— Begin —
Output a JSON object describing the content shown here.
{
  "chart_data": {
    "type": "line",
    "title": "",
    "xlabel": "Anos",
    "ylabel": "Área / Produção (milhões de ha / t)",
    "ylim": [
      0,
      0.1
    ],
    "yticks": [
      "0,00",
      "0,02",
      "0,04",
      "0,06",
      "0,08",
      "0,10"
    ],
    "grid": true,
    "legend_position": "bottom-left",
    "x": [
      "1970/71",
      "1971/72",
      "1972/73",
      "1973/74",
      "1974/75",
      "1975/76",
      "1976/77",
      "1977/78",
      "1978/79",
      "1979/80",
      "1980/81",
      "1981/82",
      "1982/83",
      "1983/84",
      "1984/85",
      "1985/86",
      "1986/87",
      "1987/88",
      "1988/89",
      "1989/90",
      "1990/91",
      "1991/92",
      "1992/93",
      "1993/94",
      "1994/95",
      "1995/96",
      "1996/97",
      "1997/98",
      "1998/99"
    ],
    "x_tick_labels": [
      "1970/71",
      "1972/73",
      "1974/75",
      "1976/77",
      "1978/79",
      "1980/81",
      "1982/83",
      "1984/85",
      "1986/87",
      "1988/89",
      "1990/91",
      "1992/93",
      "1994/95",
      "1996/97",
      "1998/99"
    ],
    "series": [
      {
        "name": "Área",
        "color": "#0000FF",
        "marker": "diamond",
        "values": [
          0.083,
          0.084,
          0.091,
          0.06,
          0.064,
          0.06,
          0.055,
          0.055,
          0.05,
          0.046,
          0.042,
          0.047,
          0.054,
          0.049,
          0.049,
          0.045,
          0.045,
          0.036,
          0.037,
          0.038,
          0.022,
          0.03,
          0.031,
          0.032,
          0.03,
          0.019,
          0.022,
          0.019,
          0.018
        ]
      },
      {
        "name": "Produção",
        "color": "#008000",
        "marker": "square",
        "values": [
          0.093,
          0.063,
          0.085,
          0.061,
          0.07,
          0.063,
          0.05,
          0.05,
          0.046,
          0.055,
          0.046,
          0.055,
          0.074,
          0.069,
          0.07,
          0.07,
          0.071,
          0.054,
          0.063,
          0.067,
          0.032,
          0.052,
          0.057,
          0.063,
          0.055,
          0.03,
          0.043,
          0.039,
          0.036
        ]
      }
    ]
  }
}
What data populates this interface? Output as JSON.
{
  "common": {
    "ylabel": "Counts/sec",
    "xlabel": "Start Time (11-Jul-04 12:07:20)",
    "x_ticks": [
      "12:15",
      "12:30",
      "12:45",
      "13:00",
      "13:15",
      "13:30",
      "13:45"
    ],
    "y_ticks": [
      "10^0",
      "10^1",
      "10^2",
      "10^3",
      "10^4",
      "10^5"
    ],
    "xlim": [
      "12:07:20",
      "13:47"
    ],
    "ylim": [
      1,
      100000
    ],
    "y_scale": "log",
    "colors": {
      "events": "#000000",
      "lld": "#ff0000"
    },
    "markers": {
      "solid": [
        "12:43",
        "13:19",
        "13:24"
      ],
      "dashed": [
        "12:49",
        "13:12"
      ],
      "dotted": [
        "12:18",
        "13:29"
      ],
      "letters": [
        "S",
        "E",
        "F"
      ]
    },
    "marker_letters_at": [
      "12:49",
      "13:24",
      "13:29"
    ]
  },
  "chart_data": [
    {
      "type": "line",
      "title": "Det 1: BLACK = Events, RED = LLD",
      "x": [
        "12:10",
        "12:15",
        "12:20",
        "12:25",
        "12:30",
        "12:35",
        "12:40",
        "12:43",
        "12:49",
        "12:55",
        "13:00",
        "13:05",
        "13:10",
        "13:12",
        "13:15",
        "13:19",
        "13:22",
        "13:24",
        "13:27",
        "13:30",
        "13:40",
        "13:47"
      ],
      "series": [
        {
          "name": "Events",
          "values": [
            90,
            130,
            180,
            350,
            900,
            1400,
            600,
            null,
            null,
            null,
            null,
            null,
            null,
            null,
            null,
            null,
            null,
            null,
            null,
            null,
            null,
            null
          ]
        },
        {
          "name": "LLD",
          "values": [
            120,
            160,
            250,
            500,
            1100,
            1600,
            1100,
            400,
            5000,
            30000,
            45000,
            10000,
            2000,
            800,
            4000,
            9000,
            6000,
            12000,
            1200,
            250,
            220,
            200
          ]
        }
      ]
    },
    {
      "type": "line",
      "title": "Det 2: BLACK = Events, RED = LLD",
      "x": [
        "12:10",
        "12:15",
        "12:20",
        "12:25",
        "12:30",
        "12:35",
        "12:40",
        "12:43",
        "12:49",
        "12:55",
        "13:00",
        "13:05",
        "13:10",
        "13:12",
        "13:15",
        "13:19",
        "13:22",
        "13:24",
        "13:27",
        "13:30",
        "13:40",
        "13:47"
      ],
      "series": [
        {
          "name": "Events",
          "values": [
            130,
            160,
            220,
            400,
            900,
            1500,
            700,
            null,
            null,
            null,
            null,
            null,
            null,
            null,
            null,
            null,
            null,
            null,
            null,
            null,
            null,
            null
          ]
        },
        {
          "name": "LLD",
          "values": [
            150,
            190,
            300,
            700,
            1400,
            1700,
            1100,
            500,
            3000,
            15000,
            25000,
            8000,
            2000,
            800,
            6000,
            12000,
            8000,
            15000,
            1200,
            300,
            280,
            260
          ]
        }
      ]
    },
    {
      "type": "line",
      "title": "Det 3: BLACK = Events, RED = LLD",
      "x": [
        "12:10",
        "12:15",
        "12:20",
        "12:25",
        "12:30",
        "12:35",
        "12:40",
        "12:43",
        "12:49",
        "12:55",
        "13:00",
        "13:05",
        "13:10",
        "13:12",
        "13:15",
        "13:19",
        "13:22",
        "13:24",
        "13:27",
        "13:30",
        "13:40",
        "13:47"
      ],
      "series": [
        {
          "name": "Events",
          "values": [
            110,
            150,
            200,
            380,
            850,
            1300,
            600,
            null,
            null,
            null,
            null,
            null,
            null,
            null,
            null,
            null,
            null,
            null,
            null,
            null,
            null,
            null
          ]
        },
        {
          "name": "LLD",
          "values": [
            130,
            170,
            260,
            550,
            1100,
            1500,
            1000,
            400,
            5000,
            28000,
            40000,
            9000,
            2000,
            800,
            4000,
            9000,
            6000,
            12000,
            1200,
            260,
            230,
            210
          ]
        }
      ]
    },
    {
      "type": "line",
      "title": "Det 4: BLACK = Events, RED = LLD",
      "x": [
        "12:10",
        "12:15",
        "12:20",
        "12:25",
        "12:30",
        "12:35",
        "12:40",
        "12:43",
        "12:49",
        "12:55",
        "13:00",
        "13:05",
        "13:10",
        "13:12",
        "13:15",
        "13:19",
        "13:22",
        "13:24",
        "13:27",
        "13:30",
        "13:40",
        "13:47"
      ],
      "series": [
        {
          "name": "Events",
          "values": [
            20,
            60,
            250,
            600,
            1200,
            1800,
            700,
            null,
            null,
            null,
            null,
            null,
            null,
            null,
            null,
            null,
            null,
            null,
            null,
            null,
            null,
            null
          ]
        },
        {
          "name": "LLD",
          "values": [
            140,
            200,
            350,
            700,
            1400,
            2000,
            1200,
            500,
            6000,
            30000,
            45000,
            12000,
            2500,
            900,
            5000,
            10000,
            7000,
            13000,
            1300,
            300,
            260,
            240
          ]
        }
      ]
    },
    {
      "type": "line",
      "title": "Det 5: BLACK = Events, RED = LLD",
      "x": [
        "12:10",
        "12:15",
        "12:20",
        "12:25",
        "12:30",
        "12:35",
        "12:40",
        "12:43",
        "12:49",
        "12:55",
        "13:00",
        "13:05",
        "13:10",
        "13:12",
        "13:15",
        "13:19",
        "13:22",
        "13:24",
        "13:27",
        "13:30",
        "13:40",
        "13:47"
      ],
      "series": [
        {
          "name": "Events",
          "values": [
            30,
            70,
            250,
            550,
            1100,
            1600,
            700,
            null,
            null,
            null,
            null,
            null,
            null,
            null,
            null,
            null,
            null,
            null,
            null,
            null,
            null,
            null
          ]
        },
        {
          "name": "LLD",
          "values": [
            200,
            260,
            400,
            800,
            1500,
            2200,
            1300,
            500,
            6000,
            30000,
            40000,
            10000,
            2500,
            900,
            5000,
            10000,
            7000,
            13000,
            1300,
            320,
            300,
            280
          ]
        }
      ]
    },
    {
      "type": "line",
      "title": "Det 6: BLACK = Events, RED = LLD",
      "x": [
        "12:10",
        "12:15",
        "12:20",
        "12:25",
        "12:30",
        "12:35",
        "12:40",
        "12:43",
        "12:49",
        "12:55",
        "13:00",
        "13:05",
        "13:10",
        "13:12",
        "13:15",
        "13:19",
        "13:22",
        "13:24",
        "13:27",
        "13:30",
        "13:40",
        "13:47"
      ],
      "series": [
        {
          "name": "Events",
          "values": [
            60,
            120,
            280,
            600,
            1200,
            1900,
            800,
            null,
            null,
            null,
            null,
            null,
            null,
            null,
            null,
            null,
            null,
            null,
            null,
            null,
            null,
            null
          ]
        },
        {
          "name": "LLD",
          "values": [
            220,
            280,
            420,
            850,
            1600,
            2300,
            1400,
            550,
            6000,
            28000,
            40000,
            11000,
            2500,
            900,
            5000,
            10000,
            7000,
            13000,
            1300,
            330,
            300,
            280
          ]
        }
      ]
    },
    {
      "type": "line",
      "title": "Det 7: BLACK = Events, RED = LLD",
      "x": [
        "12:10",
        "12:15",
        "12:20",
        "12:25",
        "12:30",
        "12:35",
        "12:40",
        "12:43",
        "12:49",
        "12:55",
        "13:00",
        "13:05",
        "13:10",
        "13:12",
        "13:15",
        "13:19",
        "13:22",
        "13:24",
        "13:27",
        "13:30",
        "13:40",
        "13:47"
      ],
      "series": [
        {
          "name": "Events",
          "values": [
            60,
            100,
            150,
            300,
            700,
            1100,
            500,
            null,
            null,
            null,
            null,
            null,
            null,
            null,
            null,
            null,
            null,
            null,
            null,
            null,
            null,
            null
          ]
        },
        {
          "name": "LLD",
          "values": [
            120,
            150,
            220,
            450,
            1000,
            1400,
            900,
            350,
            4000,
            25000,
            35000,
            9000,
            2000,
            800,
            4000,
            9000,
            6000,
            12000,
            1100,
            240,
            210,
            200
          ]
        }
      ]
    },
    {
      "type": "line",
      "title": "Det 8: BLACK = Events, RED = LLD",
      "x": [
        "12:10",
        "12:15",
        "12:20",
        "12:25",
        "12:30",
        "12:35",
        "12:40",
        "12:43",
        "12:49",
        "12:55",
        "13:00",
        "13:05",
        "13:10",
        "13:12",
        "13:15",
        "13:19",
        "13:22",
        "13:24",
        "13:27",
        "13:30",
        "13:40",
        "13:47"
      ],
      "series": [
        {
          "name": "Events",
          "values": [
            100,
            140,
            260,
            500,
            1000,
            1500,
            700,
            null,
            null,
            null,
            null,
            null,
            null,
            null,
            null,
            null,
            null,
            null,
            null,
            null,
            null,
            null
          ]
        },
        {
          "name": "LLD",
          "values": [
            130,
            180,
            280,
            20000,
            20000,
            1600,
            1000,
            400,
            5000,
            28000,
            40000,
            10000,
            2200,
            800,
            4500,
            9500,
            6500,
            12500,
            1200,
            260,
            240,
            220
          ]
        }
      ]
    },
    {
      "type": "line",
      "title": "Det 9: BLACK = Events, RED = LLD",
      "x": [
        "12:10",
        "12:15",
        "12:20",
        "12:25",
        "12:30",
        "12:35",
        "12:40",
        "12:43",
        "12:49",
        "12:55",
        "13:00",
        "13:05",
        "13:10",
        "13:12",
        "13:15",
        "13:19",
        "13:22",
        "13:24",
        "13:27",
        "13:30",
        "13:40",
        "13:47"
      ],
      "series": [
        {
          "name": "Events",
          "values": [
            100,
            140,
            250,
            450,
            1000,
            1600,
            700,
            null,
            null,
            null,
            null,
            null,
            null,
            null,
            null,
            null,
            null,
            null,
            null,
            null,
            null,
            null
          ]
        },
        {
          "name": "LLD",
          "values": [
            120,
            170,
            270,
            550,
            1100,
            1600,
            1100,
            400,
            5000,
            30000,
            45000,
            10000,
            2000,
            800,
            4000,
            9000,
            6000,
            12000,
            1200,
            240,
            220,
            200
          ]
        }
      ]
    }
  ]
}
— End —
Direction: Using the listing above, pull out all lines that hold the word "Produção".

Answer to this exercise:
    "ylabel": "Área / Produção (milhões de ha / t)",
        "name": "Produção",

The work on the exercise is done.